▶ _Given exercise_
How many lines in the listing below include the word "this"? Reply with the count alone.

▶ _Task material_

>>

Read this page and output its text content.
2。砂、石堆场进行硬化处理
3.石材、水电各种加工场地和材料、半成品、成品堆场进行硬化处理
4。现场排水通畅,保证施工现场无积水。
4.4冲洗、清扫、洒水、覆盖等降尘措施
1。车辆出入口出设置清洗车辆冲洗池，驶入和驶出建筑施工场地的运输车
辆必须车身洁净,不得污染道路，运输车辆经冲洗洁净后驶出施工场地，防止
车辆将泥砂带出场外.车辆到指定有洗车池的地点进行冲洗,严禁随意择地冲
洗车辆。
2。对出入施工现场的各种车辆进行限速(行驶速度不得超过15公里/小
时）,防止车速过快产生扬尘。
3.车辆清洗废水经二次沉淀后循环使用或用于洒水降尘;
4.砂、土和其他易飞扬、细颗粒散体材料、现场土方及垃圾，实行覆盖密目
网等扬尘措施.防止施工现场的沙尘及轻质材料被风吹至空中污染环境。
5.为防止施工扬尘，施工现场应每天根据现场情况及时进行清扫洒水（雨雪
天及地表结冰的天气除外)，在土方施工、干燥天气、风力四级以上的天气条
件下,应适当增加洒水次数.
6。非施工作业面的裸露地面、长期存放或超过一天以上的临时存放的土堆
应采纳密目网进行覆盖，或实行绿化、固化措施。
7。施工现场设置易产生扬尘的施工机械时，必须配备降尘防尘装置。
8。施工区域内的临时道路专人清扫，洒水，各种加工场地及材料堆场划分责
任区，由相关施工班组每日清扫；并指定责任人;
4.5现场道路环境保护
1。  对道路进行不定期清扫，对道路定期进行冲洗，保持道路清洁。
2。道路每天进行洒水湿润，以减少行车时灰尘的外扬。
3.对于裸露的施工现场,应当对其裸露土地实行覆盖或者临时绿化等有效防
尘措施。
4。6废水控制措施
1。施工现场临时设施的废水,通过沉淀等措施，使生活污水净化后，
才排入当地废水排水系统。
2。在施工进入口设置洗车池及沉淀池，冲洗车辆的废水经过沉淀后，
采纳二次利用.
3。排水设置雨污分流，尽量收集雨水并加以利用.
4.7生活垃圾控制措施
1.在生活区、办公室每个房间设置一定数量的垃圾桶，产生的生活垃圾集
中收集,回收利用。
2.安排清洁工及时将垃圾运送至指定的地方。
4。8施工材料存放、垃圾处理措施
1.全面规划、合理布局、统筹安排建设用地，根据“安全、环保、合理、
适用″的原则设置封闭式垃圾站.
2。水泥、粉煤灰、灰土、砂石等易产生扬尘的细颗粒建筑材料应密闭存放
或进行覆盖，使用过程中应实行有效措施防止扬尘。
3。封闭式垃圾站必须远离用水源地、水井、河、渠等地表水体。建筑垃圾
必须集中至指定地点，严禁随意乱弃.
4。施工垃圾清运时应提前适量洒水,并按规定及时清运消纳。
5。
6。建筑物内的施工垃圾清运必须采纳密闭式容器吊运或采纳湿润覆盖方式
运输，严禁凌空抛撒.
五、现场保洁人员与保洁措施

<<
>>

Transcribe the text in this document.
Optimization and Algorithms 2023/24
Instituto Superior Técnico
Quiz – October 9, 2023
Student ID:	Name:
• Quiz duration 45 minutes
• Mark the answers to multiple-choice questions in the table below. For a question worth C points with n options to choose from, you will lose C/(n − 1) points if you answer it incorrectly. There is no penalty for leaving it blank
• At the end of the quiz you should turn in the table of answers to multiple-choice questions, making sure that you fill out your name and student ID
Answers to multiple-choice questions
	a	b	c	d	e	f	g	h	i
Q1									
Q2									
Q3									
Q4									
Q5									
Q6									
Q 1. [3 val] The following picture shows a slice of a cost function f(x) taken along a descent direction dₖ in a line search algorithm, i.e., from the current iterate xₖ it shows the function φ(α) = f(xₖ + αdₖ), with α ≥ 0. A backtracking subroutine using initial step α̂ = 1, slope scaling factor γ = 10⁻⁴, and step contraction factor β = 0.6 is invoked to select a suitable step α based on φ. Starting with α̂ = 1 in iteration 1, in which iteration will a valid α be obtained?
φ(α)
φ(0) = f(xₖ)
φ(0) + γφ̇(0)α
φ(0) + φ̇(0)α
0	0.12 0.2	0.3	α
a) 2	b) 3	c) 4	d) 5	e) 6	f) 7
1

<<

▶ _Right answer_
2